**Stored records:**
▼

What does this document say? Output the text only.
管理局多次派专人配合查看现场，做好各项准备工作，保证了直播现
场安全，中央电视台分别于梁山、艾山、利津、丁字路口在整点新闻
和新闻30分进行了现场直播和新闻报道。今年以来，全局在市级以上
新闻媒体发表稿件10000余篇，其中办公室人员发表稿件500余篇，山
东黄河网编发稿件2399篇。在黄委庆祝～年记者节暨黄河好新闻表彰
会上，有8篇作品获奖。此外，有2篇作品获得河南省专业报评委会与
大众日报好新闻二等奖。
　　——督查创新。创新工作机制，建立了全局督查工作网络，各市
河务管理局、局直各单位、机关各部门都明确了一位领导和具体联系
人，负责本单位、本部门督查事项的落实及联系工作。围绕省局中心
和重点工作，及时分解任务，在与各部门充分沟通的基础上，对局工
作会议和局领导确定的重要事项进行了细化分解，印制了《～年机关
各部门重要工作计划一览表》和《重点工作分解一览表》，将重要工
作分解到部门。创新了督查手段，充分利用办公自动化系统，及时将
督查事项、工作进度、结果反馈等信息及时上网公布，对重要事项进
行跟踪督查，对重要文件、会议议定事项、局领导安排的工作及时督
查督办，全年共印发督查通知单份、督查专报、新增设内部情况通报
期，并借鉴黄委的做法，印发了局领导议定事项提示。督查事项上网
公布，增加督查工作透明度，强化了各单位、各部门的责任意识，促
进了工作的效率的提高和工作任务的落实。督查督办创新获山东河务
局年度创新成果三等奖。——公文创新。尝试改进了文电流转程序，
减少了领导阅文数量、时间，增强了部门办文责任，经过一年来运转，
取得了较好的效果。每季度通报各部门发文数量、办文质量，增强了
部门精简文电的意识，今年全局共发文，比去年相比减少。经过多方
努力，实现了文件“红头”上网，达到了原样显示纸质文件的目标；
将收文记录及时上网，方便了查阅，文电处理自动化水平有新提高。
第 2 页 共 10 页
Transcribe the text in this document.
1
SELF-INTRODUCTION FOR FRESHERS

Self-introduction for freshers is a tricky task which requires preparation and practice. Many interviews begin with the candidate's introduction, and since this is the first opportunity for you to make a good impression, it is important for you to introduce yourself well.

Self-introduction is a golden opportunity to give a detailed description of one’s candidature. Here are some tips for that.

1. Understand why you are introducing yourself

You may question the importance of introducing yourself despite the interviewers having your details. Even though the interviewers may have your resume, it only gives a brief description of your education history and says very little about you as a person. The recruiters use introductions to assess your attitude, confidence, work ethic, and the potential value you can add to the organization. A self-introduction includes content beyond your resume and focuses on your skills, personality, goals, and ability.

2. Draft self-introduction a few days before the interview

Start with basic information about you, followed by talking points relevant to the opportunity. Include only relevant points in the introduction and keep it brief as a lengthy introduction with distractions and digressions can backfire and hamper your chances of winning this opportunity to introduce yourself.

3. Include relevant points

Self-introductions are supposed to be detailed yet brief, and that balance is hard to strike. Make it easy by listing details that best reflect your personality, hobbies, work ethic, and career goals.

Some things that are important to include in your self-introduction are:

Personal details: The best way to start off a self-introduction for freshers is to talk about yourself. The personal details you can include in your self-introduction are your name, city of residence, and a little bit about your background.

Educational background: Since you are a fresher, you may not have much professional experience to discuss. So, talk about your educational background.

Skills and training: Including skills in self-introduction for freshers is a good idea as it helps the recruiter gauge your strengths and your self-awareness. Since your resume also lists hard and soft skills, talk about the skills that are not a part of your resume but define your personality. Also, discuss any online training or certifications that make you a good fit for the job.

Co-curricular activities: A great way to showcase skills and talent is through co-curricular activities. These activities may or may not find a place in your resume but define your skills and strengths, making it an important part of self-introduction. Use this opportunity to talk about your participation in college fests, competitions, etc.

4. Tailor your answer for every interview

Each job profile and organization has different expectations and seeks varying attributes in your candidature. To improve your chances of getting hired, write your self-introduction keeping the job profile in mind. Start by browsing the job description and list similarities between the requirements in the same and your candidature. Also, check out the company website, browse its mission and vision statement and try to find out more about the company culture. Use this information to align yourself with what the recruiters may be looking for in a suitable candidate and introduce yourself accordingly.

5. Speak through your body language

▲

**The request:**
Quote every line of the data, word for word.

**Response to the exercise:**
What does this document say? Output the text only.
管理局多次派专人配合查看现场，做好各项准备工作，保证了直播现
场安全，中央电视台分别于梁山、艾山、利津、丁字路口在整点新闻
和新闻30分进行了现场直播和新闻报道。今年以来，全局在市级以上
新闻媒体发表稿件10000余篇，其中办公室人员发表稿件500余篇，山
东黄河网编发稿件2399篇。在黄委庆祝～年记者节暨黄河好新闻表彰
会上，有8篇作品获奖。此外，有2篇作品获得河南省专业报评委会与
大众日报好新闻二等奖。
　　——督查创新。创新工作机制，建立了全局督查工作网络，各市
河务管理局、局直各单位、机关各部门都明确了一位领导和具体联系
人，负责本单位、本部门督查事项的落实及联系工作。围绕省局中心
和重点工作，及时分解任务，在与各部门充分沟通的基础上，对局工
作会议和局领导确定的重要事项进行了细化分解，印制了《～年机关
各部门重要工作计划一览表》和《重点工作分解一览表》，将重要工
作分解到部门。创新了督查手段，充分利用办公自动化系统，及时将
督查事项、工作进度、结果反馈等信息及时上网公布，对重要事项进
行跟踪督查，对重要文件、会议议定事项、局领导安排的工作及时督
查督办，全年共印发督查通知单份、督查专报、新增设内部情况通报
期，并借鉴黄委的做法，印发了局领导议定事项提示。督查事项上网
公布，增加督查工作透明度，强化了各单位、各部门的责任意识，促
进了工作的效率的提高和工作任务的落实。督查督办创新获山东河务
局年度创新成果三等奖。——公文创新。尝试改进了文电流转程序，
减少了领导阅文数量、时间，增强了部门办文责任，经过一年来运转，
取得了较好的效果。每季度通报各部门发文数量、办文质量，增强了
部门精简文电的意识，今年全局共发文，比去年相比减少。经过多方
努力，实现了文件“红头”上网，达到了原样显示纸质文件的目标；
将收文记录及时上网，方便了查阅，文电处理自动化水平有新提高。
第 2 页 共 10 页
Transcribe the text in this document.
1
SELF-INTRODUCTION FOR FRESHERS

Self-introduction for freshers is a tricky task which requires preparation and practice. Many interviews begin with the candidate's introduction, and since this is the first opportunity for you to make a good impression, it is important for you to introduce yourself well.

Self-introduction is a golden opportunity to give a detailed description of one’s candidature. Here are some tips for that.

1. Understand why you are introducing yourself

You may question the importance of introducing yourself despite the interviewers having your details. Even though the interviewers may have your resume, it only gives a brief description of your education history and says very little about you as a person. The recruiters use introductions to assess your attitude, confidence, work ethic, and the potential value you can add to the organization. A self-introduction includes content beyond your resume and focuses on your skills, personality, goals, and ability.

2. Draft self-introduction a few days before the interview

Start with basic information about you, followed by talking points relevant to the opportunity. Include only relevant points in the introduction and keep it brief as a lengthy introduction with distractions and digressions can backfire and hamper your chances of winning this opportunity to introduce yourself.

3. Include relevant points

Self-introductions are supposed to be detailed yet brief, and that balance is hard to strike. Make it easy by listing details that best reflect your personality, hobbies, work ethic, and career goals.

Some things that are important to include in your self-introduction are:

Personal details: The best way to start off a self-introduction for freshers is to talk about yourself. The personal details you can include in your self-introduction are your name, city of residence, and a little bit about your background.

Educational background: Since you are a fresher, you may not have much professional experience to discuss. So, talk about your educational background.

Skills and training: Including skills in self-introduction for freshers is a good idea as it helps the recruiter gauge your strengths and your self-awareness. Since your resume also lists hard and soft skills, talk about the skills that are not a part of your resume but define your personality. Also, discuss any online training or certifications that make you a good fit for the job.

Co-curricular activities: A great way to showcase skills and talent is through co-curricular activities. These activities may or may not find a place in your resume but define your skills and strengths, making it an important part of self-introduction. Use this opportunity to talk about your participation in college fests, competitions, etc.

4. Tailor your answer for every interview

Each job profile and organization has different expectations and seeks varying attributes in your candidature. To improve your chances of getting hired, write your self-introduction keeping the job profile in mind. Start by browsing the job description and list similarities between the requirements in the same and your candidature. Also, check out the company website, browse its mission and vision statement and try to find out more about the company culture. Use this information to align yourself with what the recruiters may be looking for in a suitable candidate and introduce yourself accordingly.

5. Speak through your body language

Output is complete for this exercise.